▸ **OBJECTIVE**
Write out, word for word, every line from the one containing "Enumerate this screenshot's" through the last line of the records below, both ends included.

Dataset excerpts
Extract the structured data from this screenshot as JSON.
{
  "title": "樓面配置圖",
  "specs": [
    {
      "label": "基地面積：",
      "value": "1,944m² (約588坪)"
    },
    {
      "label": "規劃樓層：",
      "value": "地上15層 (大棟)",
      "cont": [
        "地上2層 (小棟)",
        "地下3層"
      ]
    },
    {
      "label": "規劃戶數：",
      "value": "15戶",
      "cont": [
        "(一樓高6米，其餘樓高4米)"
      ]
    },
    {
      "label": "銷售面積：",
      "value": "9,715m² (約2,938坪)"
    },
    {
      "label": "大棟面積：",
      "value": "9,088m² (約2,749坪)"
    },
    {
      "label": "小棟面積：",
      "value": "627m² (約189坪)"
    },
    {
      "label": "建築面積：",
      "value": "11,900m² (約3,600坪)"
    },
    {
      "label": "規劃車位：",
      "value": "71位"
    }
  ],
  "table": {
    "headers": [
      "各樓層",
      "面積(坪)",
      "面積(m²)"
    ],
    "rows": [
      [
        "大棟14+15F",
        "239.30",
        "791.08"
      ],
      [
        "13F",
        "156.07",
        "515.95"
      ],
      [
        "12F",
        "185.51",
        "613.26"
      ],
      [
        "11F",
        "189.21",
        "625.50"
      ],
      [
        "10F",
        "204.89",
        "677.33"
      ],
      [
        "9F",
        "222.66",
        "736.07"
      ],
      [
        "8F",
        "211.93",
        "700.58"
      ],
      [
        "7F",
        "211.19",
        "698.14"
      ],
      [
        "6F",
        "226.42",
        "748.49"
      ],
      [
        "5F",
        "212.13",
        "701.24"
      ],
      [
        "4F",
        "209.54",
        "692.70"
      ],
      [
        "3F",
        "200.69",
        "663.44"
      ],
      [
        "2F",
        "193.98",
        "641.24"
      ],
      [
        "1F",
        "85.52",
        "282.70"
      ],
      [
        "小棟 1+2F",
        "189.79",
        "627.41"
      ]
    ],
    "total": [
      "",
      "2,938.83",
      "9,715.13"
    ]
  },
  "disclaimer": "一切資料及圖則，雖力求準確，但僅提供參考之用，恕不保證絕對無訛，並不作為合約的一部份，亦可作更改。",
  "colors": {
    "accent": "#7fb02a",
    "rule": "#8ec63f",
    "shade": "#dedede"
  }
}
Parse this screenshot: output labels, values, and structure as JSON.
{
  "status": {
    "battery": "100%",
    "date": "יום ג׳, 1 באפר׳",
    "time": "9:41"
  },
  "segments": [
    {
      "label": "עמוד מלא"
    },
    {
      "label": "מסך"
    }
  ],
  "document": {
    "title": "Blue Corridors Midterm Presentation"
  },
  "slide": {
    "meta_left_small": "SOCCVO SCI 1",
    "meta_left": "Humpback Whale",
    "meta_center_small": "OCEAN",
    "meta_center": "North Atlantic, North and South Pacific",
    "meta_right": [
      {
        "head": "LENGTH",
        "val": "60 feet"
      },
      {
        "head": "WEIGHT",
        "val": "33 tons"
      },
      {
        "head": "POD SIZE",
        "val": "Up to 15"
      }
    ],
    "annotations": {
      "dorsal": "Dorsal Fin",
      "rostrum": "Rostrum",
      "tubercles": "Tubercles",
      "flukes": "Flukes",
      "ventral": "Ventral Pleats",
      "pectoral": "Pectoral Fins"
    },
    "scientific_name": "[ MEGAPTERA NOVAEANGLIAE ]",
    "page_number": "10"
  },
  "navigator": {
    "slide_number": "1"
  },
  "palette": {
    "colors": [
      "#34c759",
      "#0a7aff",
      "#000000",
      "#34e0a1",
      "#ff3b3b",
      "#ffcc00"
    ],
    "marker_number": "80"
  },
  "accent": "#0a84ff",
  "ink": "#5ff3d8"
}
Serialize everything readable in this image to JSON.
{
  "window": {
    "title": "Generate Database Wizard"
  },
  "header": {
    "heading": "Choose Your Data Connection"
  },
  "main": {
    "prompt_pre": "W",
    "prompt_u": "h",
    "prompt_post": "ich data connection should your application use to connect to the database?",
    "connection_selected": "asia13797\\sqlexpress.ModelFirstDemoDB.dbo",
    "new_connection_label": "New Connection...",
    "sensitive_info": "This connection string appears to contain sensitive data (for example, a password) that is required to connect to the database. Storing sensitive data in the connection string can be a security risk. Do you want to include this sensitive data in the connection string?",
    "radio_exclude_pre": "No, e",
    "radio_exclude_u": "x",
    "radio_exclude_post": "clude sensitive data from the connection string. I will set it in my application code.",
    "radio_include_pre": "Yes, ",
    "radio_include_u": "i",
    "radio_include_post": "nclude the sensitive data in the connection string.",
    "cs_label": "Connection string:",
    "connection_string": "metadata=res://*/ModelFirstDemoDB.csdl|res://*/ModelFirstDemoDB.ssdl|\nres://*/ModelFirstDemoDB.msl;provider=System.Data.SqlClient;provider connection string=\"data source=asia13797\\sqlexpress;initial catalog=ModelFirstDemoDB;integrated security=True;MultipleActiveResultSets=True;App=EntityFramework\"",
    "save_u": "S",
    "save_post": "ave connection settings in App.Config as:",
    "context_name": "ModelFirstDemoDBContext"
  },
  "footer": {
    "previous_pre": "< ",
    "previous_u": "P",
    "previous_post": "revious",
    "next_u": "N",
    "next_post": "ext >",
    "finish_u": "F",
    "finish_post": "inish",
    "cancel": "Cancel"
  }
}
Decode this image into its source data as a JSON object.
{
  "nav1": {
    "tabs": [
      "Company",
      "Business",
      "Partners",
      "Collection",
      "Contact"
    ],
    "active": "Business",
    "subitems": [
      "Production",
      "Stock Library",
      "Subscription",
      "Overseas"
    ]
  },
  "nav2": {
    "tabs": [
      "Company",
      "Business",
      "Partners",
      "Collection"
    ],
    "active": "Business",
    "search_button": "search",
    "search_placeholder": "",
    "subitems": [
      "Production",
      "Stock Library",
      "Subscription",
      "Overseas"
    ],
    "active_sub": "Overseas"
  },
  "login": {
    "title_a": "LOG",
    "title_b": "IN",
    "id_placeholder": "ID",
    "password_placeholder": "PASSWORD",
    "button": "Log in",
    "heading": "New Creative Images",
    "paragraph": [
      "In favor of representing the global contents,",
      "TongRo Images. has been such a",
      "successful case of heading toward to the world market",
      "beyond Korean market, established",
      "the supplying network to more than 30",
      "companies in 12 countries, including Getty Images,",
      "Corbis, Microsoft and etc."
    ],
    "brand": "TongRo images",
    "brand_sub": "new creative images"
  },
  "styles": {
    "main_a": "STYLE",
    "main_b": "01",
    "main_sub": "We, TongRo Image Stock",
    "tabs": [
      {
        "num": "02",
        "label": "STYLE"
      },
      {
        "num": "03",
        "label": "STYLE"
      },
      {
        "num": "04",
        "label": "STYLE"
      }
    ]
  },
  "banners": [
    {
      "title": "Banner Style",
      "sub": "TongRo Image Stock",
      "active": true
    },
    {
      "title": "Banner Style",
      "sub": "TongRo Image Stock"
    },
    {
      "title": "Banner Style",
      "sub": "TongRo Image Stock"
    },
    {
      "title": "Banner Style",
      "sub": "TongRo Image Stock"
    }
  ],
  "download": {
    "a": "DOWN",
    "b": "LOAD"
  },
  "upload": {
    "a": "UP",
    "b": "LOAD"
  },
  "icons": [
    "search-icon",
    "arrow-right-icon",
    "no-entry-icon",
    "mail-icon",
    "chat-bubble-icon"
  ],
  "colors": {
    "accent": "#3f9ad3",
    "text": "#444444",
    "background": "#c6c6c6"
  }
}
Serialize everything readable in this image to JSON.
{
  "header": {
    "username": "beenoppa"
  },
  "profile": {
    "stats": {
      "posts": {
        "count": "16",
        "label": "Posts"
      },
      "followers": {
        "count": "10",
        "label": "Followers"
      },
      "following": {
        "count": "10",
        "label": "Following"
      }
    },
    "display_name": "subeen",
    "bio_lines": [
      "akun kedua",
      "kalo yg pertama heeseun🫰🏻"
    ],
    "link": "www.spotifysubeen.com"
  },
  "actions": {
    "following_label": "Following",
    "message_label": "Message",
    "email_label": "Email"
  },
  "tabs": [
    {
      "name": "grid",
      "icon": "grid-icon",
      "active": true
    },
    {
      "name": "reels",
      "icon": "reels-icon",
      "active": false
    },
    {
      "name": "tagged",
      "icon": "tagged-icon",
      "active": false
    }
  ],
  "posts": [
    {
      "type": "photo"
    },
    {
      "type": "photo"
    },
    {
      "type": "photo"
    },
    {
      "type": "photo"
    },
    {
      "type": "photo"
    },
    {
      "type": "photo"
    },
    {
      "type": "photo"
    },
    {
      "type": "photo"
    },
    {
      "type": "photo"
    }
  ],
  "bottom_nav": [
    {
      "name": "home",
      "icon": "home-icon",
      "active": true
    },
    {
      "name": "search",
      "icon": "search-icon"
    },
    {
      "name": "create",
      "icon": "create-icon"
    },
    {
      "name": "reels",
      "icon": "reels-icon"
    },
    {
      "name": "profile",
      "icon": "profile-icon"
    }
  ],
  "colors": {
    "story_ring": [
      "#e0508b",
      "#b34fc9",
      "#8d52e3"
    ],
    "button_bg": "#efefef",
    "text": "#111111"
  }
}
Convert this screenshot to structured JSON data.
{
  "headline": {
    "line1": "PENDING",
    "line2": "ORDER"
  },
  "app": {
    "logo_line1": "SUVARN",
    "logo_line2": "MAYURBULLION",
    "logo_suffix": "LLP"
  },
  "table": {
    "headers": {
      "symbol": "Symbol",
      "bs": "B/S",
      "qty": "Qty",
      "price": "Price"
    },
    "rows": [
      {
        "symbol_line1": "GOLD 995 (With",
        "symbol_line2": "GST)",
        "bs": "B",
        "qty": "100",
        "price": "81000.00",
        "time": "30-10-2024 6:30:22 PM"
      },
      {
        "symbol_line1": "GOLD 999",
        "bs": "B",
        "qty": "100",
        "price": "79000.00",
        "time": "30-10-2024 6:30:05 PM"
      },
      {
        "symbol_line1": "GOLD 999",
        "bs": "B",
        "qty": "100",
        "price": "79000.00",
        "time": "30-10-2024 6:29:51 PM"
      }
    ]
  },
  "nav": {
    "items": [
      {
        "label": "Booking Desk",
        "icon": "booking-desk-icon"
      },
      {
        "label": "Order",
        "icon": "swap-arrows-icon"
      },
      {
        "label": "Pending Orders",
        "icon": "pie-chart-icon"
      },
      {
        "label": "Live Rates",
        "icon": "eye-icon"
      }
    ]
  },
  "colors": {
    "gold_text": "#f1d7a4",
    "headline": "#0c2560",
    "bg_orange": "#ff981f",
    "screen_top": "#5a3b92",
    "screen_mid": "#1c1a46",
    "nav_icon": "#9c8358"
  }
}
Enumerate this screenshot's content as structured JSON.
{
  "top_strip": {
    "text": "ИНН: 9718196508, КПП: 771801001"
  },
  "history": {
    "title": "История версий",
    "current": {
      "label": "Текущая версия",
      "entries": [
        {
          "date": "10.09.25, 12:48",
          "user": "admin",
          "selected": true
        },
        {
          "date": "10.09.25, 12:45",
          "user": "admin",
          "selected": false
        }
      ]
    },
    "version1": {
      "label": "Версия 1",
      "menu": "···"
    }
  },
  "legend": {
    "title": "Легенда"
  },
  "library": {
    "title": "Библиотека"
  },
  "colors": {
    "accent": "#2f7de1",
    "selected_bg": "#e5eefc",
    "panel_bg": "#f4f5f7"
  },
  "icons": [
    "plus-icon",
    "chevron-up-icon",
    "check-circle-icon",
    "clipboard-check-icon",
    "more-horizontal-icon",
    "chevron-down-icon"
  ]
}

▸ **SOLUTION FOR THIS EXERCISE**
Enumerate this screenshot's content as structured JSON.
{
  "top_strip": {
    "text": "ИНН: 9718196508, КПП: 771801001"
  },
  "history": {
    "title": "История версий",
    "current": {
      "label": "Текущая версия",
      "entries": [
        {
          "date": "10.09.25, 12:48",
          "user": "admin",
          "selected": true
        },
        {
          "date": "10.09.25, 12:45",
          "user": "admin",
          "selected": false
        }
      ]
    },
    "version1": {
      "label": "Версия 1",
      "menu": "···"
    }
  },
  "legend": {
    "title": "Легенда"
  },
  "library": {
    "title": "Библиотека"
  },
  "colors": {
    "accent": "#2f7de1",
    "selected_bg": "#e5eefc",
    "panel_bg": "#f4f5f7"
  },
  "icons": [
    "plus-icon",
    "chevron-up-icon",
    "check-circle-icon",
    "clipboard-check-icon",
    "more-horizontal-icon",
    "chevron-down-icon"
  ]
}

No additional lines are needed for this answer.